• [Your instructions] Select the lines that contain "also" and copy each of them.

───── Supplied records

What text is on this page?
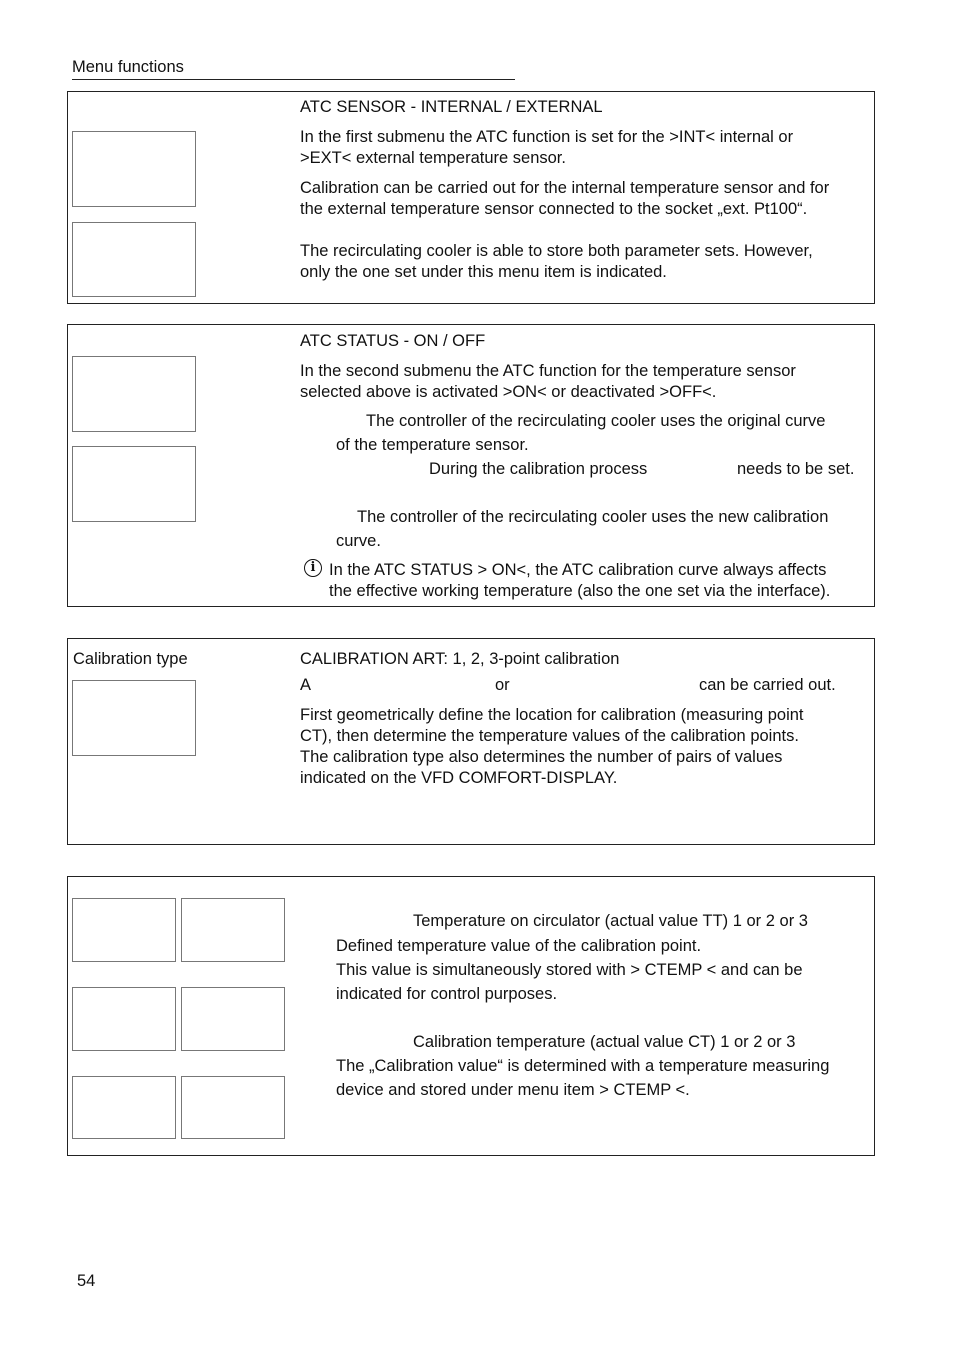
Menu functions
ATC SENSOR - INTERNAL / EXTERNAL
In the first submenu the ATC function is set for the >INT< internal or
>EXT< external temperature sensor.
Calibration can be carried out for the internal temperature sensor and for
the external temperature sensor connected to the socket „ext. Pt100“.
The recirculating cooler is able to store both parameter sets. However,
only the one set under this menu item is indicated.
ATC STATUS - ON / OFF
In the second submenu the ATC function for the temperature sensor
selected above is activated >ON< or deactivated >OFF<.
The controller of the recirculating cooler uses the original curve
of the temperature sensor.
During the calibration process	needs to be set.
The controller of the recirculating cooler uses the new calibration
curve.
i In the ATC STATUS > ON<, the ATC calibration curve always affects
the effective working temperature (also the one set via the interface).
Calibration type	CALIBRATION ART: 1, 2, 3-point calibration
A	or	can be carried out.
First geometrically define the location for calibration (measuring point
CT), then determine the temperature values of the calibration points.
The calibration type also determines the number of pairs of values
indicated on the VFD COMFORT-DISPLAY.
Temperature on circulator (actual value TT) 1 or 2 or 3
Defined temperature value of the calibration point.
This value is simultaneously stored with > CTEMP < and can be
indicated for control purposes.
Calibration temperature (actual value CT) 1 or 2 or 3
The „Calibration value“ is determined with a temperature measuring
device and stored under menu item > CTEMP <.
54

──────────
───── Supplied records

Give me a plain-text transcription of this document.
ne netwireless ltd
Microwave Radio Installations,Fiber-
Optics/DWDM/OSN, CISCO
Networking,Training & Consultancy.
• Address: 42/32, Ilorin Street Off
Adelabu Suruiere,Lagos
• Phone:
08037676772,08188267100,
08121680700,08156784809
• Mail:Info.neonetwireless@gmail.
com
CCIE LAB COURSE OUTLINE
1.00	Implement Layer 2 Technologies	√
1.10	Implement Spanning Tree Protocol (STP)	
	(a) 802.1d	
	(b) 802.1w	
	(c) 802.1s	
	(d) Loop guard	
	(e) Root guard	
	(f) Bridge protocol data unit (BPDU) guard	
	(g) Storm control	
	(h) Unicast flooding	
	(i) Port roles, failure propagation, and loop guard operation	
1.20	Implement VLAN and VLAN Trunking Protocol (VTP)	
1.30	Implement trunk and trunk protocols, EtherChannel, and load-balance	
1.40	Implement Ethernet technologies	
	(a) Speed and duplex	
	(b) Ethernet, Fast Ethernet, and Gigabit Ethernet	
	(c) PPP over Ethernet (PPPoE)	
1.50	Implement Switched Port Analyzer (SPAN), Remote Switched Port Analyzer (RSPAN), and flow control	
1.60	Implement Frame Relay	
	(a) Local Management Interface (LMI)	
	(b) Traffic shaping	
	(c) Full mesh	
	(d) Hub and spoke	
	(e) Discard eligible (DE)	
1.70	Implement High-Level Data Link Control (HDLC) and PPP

──────────

• [The response]
the effective working temperature (also the one set via the interface).
The calibration type also determines the number of pairs of values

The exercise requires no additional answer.